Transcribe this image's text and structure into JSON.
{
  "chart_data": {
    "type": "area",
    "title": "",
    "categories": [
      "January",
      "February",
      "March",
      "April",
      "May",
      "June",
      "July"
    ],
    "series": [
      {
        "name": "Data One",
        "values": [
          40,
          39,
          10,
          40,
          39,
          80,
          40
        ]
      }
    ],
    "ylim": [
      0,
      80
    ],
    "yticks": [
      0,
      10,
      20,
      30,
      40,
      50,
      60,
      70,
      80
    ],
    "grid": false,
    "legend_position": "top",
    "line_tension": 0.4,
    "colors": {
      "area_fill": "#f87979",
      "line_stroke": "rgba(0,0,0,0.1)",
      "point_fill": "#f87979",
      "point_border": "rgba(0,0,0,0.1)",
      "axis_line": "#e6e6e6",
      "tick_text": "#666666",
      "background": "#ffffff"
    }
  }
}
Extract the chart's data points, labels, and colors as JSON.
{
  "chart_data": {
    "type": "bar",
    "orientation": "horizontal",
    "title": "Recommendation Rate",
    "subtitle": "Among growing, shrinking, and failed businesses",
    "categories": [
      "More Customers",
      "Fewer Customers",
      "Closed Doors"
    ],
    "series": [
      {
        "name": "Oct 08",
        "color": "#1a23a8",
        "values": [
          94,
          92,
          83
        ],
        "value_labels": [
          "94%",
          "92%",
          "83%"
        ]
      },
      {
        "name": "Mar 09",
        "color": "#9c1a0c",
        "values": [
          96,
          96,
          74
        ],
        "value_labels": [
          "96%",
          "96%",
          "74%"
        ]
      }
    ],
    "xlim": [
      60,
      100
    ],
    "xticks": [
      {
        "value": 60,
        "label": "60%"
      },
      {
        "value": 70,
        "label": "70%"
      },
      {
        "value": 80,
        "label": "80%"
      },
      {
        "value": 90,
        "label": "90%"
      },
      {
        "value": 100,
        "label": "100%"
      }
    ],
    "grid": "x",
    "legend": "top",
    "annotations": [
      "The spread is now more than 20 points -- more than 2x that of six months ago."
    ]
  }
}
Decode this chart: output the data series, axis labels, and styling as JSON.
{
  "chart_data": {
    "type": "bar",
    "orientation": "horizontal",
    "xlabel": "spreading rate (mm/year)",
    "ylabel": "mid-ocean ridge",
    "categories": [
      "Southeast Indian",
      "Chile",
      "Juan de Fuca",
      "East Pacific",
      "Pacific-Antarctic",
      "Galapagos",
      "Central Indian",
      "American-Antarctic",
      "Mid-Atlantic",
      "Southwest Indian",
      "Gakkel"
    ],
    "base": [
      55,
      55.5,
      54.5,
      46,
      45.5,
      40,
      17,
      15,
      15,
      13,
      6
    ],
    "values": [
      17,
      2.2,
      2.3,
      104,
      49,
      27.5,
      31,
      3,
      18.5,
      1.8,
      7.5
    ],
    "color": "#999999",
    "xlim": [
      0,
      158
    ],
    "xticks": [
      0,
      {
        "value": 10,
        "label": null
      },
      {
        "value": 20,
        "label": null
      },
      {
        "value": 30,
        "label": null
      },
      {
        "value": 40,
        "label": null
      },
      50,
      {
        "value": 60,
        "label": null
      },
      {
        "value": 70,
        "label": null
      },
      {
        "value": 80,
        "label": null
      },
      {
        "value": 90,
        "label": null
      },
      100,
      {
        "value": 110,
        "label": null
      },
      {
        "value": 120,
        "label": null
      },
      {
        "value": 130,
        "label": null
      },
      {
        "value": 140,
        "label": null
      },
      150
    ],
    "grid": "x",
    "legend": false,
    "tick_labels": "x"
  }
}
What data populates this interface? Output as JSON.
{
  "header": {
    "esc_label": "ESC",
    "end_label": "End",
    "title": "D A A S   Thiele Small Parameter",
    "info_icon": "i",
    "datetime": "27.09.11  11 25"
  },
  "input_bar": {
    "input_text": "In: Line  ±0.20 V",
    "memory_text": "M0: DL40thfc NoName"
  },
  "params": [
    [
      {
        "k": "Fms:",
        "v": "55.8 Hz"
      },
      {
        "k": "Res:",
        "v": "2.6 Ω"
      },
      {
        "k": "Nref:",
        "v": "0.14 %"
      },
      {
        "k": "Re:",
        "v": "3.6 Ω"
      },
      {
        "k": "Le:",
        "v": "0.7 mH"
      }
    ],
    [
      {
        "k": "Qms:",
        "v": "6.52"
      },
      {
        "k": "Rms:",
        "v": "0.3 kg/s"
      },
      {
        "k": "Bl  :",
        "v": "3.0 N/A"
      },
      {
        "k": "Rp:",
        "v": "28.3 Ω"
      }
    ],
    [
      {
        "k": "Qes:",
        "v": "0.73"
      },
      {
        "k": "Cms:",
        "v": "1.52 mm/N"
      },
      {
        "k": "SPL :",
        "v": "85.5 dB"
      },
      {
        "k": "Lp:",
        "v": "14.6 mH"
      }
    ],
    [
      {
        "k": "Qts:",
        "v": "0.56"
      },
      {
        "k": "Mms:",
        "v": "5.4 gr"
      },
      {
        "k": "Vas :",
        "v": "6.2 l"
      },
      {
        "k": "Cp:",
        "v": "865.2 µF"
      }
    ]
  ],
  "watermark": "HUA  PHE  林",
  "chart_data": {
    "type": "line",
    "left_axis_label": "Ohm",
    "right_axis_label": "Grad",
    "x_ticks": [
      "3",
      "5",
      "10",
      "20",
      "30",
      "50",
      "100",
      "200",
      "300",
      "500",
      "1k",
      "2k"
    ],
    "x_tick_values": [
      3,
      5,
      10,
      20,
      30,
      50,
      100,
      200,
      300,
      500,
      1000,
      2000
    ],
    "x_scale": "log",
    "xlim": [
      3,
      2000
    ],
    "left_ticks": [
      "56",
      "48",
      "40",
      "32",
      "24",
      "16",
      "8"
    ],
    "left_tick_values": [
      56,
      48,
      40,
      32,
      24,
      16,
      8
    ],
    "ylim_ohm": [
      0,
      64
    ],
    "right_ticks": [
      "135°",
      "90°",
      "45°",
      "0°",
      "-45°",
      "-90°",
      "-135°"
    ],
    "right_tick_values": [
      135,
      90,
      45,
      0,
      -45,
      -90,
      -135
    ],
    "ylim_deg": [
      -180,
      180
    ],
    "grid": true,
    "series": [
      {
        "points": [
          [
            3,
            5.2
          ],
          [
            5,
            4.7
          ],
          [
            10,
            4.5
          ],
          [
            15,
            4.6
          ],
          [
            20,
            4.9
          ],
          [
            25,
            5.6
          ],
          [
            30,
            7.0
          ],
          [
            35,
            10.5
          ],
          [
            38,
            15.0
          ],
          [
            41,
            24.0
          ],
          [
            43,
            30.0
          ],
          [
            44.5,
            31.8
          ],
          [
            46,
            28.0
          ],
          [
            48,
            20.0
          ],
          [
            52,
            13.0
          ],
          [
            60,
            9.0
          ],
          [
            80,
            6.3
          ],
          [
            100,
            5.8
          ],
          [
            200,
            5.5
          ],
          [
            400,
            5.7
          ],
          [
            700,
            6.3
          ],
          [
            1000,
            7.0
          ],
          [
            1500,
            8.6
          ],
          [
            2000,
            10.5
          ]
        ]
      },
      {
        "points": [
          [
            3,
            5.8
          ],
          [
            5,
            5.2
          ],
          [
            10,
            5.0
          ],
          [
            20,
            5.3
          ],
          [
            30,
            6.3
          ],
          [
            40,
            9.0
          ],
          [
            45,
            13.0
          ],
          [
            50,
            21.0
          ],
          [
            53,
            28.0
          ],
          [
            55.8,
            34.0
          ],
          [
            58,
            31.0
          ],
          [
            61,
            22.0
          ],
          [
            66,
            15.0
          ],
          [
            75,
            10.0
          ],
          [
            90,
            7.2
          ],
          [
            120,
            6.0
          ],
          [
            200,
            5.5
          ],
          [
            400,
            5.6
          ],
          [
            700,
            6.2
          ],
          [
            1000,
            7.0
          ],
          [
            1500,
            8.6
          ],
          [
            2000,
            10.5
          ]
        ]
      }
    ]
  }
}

> [TASK DETAILS] Copy every single line of the material above that holds "JSON".

> [TASK SOLUTION]
Transcribe this image's text and structure into JSON.
Extract the chart's data points, labels, and colors as JSON.
Decode this chart: output the data series, axis labels, and styling as JSON.
What data populates this interface? Output as JSON.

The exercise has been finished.